**GOAL:** Return all the data below as it stands, minus the pictures.

--

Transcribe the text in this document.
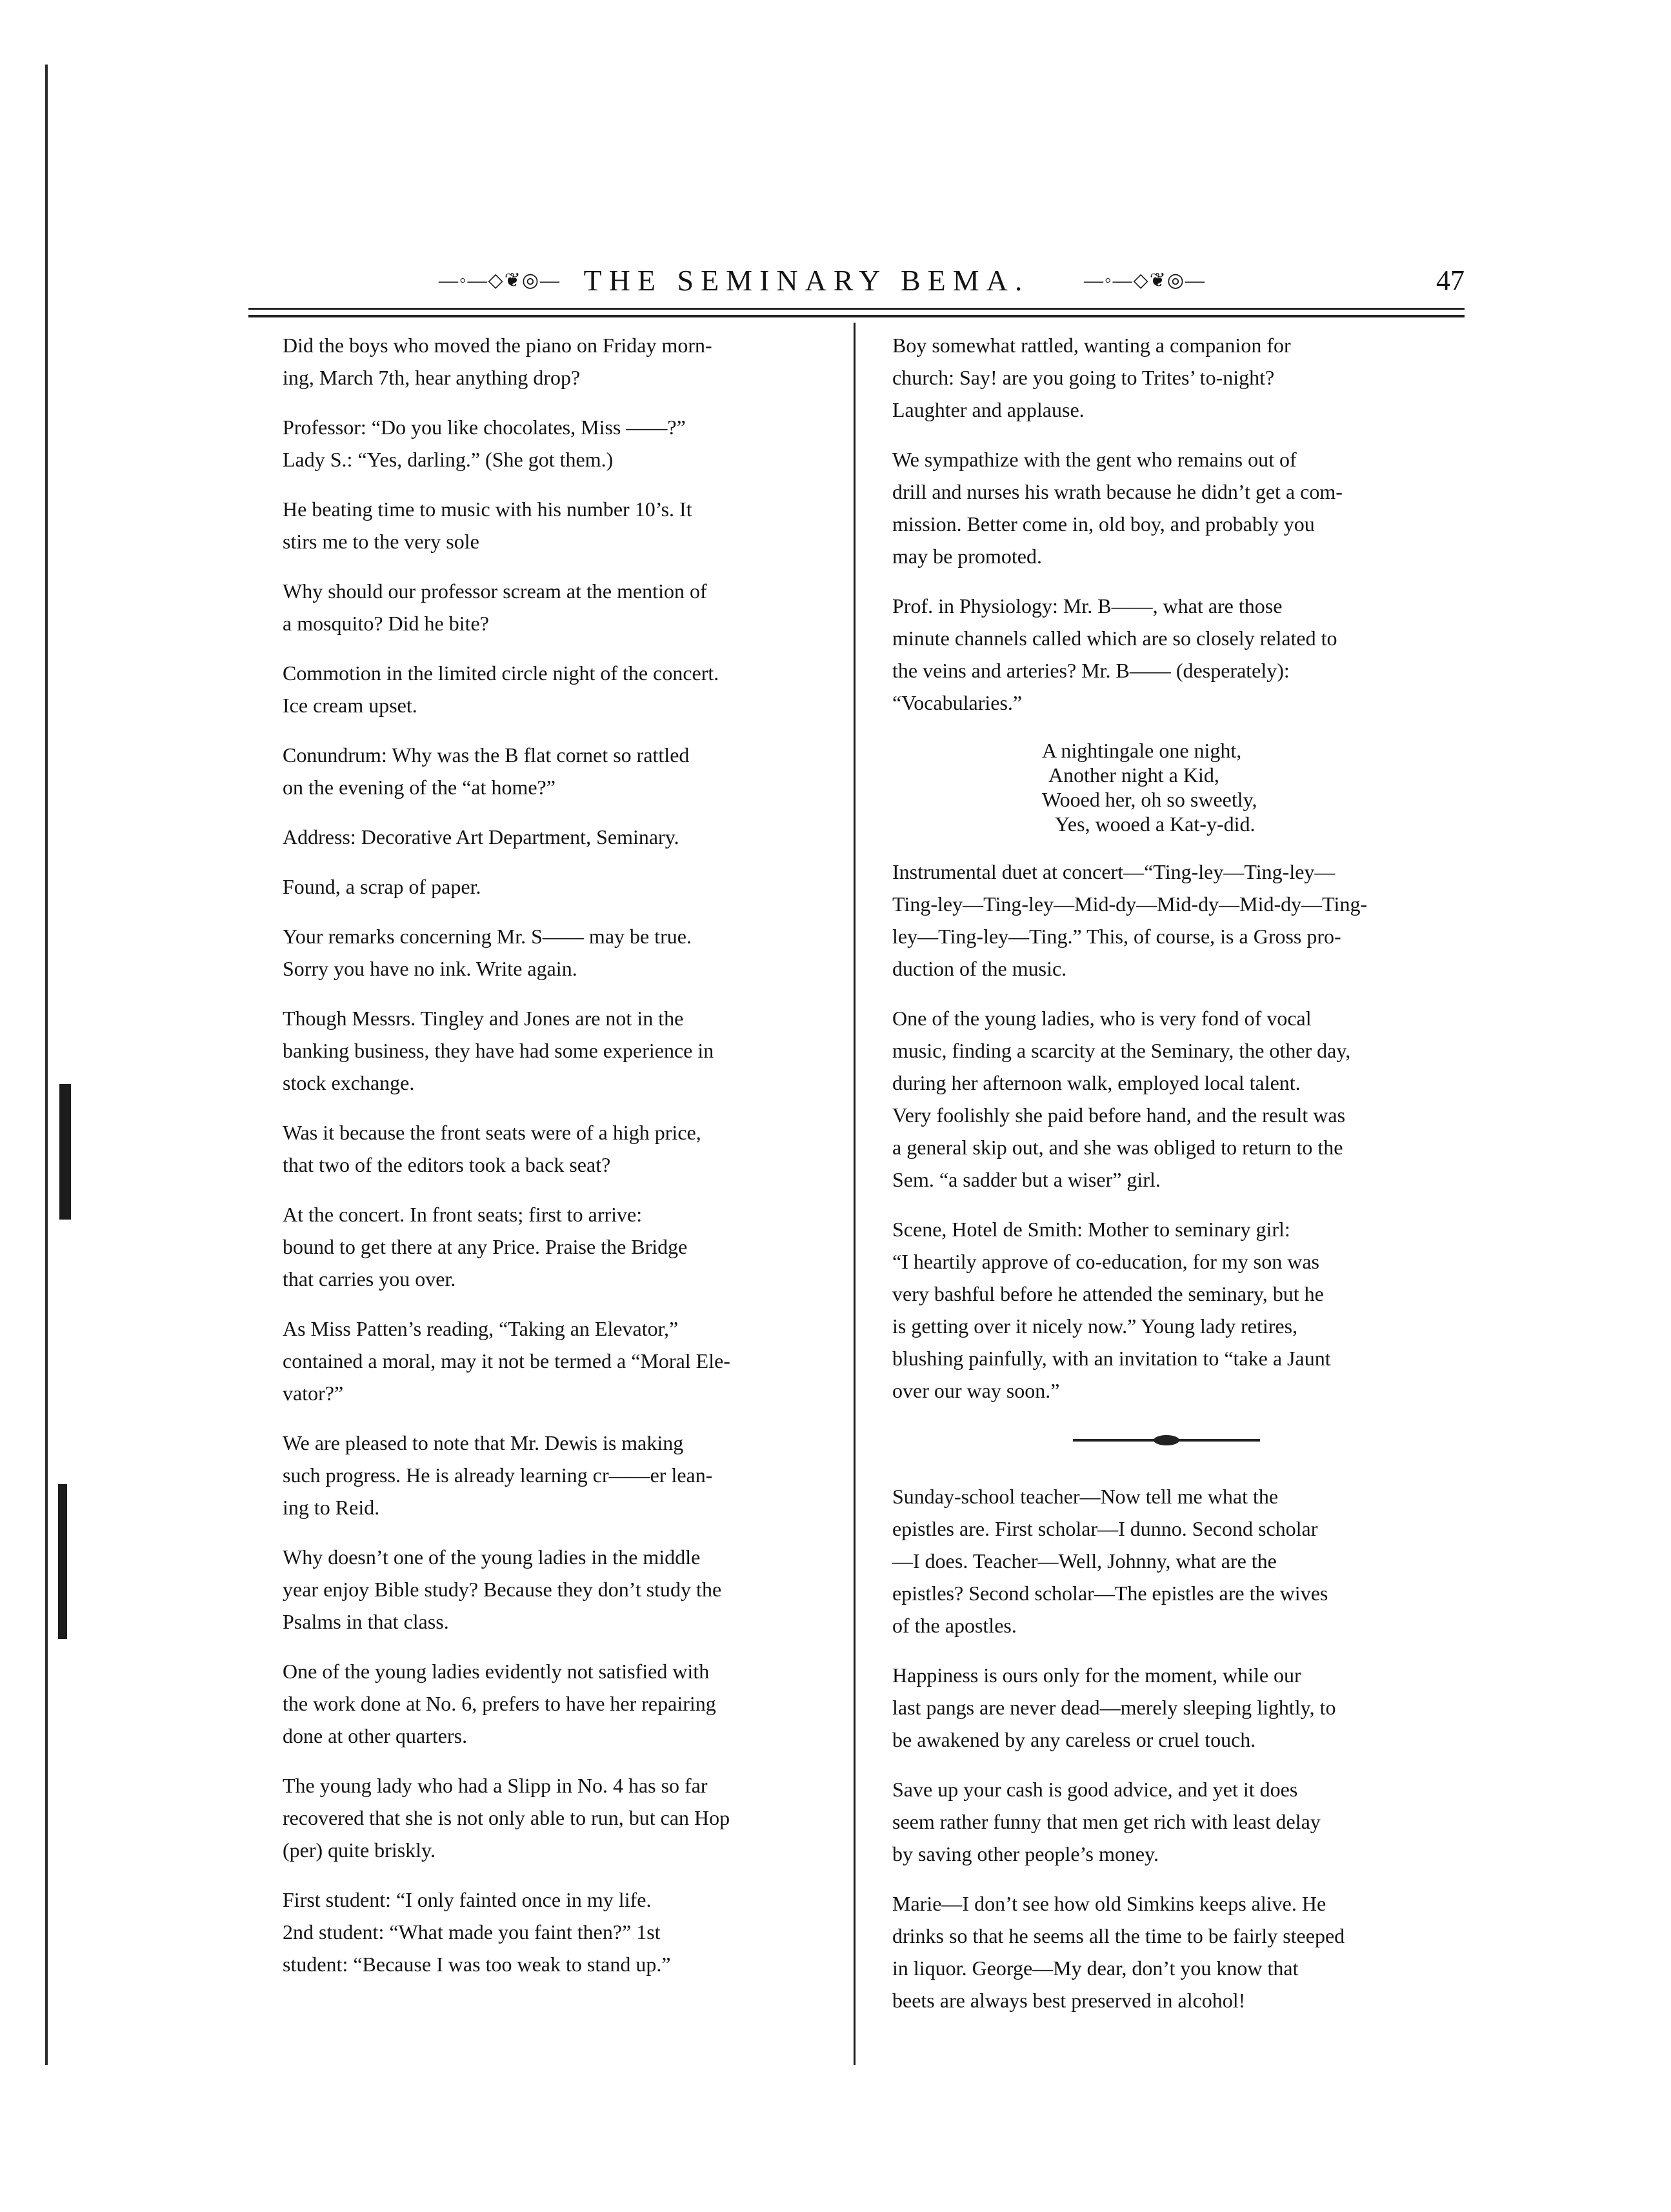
—◦—◇❦◎— THE SEMINARY BEMA.	—◦—◇❦◎—	47

Did the boys who moved the piano on Friday morn-
ing, March 7th, hear anything drop?

Professor: “Do you like chocolates, Miss ——?”
Lady S.: “Yes, darling.” (She got them.)

He beating time to music with his number 10’s. It
stirs me to the very sole

Why should our professor scream at the mention of
a mosquito? Did he bite?

Commotion in the limited circle night of the concert.
Ice cream upset.

Conundrum: Why was the B flat cornet so rattled
on the evening of the “at home?”

Address: Decorative Art Department, Seminary.

Found, a scrap of paper.

Your remarks concerning Mr. S—— may be true.
Sorry you have no ink. Write again.

Though Messrs. Tingley and Jones are not in the
banking business, they have had some experience in
stock exchange.

Was it because the front seats were of a high price,
that two of the editors took a back seat?

At the concert. In front seats; first to arrive:
bound to get there at any Price. Praise the Bridge
that carries you over.

As Miss Patten’s reading, “Taking an Elevator,”
contained a moral, may it not be termed a “Moral Ele-
vator?”

We are pleased to note that Mr. Dewis is making
such progress. He is already learning cr——er lean-
ing to Reid.

Why doesn’t one of the young ladies in the middle
year enjoy Bible study? Because they don’t study the
Psalms in that class.

One of the young ladies evidently not satisfied with
the work done at No. 6, prefers to have her repairing
done at other quarters.

The young lady who had a Slipp in No. 4 has so far
recovered that she is not only able to run, but can Hop
(per) quite briskly.

First student: “I only fainted once in my life.
2nd student: “What made you faint then?” 1st
student: “Because I was too weak to stand up.”

Boy somewhat rattled, wanting a companion for
church: Say! are you going to Trites’ to-night?
Laughter and applause.

We sympathize with the gent who remains out of
drill and nurses his wrath because he didn’t get a com-
mission. Better come in, old boy, and probably you
may be promoted.

Prof. in Physiology: Mr. B——, what are those
minute channels called which are so closely related to
the veins and arteries? Mr. B—— (desperately):
“Vocabularies.”

A nightingale one night,
Another night a Kid,
Wooed her, oh so sweetly,
Yes, wooed a Kat-y-did.

Instrumental duet at concert—“Ting-ley—Ting-ley—
Ting-ley—Ting-ley—Mid-dy—Mid-dy—Mid-dy—Ting-
ley—Ting-ley—Ting.” This, of course, is a Gross pro-
duction of the music.

One of the young ladies, who is very fond of vocal
music, finding a scarcity at the Seminary, the other day,
during her afternoon walk, employed local talent.
Very foolishly she paid before hand, and the result was
a general skip out, and she was obliged to return to the
Sem. “a sadder but a wiser” girl.

Scene, Hotel de Smith: Mother to seminary girl:
“I heartily approve of co-education, for my son was
very bashful before he attended the seminary, but he
is getting over it nicely now.” Young lady retires,
blushing painfully, with an invitation to “take a Jaunt
over our way soon.”

Sunday-school teacher—Now tell me what the
epistles are. First scholar—I dunno. Second scholar
—I does. Teacher—Well, Johnny, what are the
epistles? Second scholar—The epistles are the wives
of the apostles.

Happiness is ours only for the moment, while our
last pangs are never dead—merely sleeping lightly, to
be awakened by any careless or cruel touch.

Save up your cash is good advice, and yet it does
seem rather funny that men get rich with least delay
by saving other people’s money.

Marie—I don’t see how old Simkins keeps alive. He
drinks so that he seems all the time to be fairly steeped
in liquor. George—My dear, don’t you know that
beets are always best preserved in alcohol!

--

**SOLUTION TO THE EXERCISE:**
Transcribe the text in this document.
—◦—◇❦◎— THE SEMINARY BEMA.	—◦—◇❦◎—	47

Did the boys who moved the piano on Friday morn-
ing, March 7th, hear anything drop?

Professor: “Do you like chocolates, Miss ——?”
Lady S.: “Yes, darling.” (She got them.)

He beating time to music with his number 10’s. It
stirs me to the very sole

Why should our professor scream at the mention of
a mosquito? Did he bite?

Commotion in the limited circle night of the concert.
Ice cream upset.

Conundrum: Why was the B flat cornet so rattled
on the evening of the “at home?”

Address: Decorative Art Department, Seminary.

Found, a scrap of paper.

Your remarks concerning Mr. S—— may be true.
Sorry you have no ink. Write again.

Though Messrs. Tingley and Jones are not in the
banking business, they have had some experience in
stock exchange.

Was it because the front seats were of a high price,
that two of the editors took a back seat?

At the concert. In front seats; first to arrive:
bound to get there at any Price. Praise the Bridge
that carries you over.

As Miss Patten’s reading, “Taking an Elevator,”
contained a moral, may it not be termed a “Moral Ele-
vator?”

We are pleased to note that Mr. Dewis is making
such progress. He is already learning cr——er lean-
ing to Reid.

Why doesn’t one of the young ladies in the middle
year enjoy Bible study? Because they don’t study the
Psalms in that class.

One of the young ladies evidently not satisfied with
the work done at No. 6, prefers to have her repairing
done at other quarters.

The young lady who had a Slipp in No. 4 has so far
recovered that she is not only able to run, but can Hop
(per) quite briskly.

First student: “I only fainted once in my life.
2nd student: “What made you faint then?” 1st
student: “Because I was too weak to stand up.”

Boy somewhat rattled, wanting a companion for
church: Say! are you going to Trites’ to-night?
Laughter and applause.

We sympathize with the gent who remains out of
drill and nurses his wrath because he didn’t get a com-
mission. Better come in, old boy, and probably you
may be promoted.

Prof. in Physiology: Mr. B——, what are those
minute channels called which are so closely related to
the veins and arteries? Mr. B—— (desperately):
“Vocabularies.”

A nightingale one night,
Another night a Kid,
Wooed her, oh so sweetly,
Yes, wooed a Kat-y-did.

Instrumental duet at concert—“Ting-ley—Ting-ley—
Ting-ley—Ting-ley—Mid-dy—Mid-dy—Mid-dy—Ting-
ley—Ting-ley—Ting.” This, of course, is a Gross pro-
duction of the music.

One of the young ladies, who is very fond of vocal
music, finding a scarcity at the Seminary, the other day,
during her afternoon walk, employed local talent.
Very foolishly she paid before hand, and the result was
a general skip out, and she was obliged to return to the
Sem. “a sadder but a wiser” girl.

Scene, Hotel de Smith: Mother to seminary girl:
“I heartily approve of co-education, for my son was
very bashful before he attended the seminary, but he
is getting over it nicely now.” Young lady retires,
blushing painfully, with an invitation to “take a Jaunt
over our way soon.”

Sunday-school teacher—Now tell me what the
epistles are. First scholar—I dunno. Second scholar
—I does. Teacher—Well, Johnny, what are the
epistles? Second scholar—The epistles are the wives
of the apostles.

Happiness is ours only for the moment, while our
last pangs are never dead—merely sleeping lightly, to
be awakened by any careless or cruel touch.

Save up your cash is good advice, and yet it does
seem rather funny that men get rich with least delay
by saving other people’s money.

Marie—I don’t see how old Simkins keeps alive. He
drinks so that he seems all the time to be fairly steeped
in liquor. George—My dear, don’t you know that
beets are always best preserved in alcohol!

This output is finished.